▶ **Objective**
Answer with nothing except the number of lines that contain the word "labels".
====
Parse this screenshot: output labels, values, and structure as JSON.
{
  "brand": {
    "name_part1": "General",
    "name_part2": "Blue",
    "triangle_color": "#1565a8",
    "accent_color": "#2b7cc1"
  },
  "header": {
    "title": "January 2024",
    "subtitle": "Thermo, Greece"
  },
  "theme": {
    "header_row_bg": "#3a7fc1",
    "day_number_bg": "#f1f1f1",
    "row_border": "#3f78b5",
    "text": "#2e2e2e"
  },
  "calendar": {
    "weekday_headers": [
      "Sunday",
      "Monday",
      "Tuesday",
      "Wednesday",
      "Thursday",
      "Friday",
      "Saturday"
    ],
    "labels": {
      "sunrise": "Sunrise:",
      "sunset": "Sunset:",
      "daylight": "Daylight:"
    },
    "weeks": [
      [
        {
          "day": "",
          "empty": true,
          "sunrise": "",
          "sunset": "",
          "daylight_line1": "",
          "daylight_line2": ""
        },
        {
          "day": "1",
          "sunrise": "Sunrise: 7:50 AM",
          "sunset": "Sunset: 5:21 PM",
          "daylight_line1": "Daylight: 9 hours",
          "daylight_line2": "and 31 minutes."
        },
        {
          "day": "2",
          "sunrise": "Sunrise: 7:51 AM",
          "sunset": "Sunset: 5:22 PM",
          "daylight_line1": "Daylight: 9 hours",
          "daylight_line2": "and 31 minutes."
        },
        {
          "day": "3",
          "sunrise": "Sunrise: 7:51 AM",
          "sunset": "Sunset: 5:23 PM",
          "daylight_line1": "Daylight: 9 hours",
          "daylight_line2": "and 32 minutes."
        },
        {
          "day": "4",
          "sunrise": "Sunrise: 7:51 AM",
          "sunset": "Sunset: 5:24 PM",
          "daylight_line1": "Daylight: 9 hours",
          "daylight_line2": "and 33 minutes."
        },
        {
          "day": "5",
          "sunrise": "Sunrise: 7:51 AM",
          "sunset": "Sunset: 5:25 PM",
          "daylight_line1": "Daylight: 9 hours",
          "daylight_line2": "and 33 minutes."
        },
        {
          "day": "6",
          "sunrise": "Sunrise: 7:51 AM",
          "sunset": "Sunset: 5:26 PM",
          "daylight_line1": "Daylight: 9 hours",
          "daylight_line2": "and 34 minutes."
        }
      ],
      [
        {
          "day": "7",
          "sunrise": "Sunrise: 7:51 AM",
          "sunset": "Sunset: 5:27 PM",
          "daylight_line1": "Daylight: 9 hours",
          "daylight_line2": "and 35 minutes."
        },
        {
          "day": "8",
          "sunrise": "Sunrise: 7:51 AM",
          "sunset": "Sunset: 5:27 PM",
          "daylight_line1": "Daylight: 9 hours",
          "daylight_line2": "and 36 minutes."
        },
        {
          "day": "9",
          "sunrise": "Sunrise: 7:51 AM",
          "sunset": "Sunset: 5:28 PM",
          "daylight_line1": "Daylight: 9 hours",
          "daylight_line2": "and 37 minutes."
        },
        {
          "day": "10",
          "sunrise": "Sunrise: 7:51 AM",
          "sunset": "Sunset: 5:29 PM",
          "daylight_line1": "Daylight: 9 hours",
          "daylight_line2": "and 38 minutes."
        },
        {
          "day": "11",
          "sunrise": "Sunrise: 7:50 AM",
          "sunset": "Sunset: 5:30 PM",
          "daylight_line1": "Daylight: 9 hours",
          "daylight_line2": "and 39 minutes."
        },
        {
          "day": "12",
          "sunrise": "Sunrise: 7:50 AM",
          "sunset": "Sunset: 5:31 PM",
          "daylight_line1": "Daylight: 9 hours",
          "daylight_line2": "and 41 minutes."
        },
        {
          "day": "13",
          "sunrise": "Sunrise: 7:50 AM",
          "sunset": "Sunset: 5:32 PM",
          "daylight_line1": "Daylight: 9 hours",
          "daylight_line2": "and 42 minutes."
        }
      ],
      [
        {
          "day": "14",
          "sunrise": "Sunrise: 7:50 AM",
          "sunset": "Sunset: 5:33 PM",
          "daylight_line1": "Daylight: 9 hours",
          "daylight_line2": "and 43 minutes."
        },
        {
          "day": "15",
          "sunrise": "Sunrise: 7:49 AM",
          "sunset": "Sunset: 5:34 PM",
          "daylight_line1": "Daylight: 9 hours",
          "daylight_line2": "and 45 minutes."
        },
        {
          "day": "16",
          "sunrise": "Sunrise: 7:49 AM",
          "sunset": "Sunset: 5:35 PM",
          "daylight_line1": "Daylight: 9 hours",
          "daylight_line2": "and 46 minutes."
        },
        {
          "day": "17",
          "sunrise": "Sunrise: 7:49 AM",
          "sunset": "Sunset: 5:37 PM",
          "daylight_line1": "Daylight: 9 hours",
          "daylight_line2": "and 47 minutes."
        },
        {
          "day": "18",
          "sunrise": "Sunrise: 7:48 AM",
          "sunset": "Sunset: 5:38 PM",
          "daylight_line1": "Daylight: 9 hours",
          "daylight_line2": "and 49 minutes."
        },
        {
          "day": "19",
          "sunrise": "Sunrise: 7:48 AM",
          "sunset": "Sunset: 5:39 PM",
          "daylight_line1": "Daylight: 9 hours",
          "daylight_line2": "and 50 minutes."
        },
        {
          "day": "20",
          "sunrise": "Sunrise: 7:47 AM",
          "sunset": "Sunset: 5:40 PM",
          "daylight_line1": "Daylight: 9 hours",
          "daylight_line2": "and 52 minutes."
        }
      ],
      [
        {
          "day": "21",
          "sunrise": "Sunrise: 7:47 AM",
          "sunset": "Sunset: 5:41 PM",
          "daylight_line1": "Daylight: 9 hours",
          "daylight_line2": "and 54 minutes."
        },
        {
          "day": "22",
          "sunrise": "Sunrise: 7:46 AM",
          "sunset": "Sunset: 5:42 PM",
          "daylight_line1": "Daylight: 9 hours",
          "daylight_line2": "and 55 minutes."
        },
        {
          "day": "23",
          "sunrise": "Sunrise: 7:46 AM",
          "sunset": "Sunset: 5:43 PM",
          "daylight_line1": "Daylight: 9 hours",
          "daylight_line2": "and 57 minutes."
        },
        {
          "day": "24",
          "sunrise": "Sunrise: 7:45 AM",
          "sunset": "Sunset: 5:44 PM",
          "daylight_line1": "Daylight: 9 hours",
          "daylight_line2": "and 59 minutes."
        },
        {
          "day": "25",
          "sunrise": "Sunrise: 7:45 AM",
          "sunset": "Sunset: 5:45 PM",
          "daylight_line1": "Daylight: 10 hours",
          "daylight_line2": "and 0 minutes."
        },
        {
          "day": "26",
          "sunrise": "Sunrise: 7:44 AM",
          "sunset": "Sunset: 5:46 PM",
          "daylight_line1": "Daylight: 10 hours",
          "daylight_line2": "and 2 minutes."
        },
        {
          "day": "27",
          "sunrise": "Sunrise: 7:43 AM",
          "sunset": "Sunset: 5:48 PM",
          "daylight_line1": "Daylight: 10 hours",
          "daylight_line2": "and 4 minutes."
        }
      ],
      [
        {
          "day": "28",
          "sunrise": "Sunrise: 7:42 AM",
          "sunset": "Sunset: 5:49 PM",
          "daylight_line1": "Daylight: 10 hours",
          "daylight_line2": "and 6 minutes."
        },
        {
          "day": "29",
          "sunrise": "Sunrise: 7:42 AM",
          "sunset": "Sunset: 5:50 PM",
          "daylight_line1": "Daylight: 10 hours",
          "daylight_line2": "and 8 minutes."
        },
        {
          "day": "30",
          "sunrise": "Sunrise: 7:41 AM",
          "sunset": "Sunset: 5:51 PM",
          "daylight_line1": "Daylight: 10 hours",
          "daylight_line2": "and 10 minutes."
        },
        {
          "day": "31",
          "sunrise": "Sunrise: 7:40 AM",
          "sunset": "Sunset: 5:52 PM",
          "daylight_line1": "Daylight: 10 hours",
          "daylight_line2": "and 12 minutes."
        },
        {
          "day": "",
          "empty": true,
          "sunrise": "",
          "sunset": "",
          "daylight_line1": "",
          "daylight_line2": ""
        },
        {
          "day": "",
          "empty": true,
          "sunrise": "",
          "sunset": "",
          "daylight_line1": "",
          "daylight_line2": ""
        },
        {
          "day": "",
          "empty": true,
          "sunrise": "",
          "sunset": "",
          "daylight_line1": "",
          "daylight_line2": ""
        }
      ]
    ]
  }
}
====
▶ **Response for this exercise**
2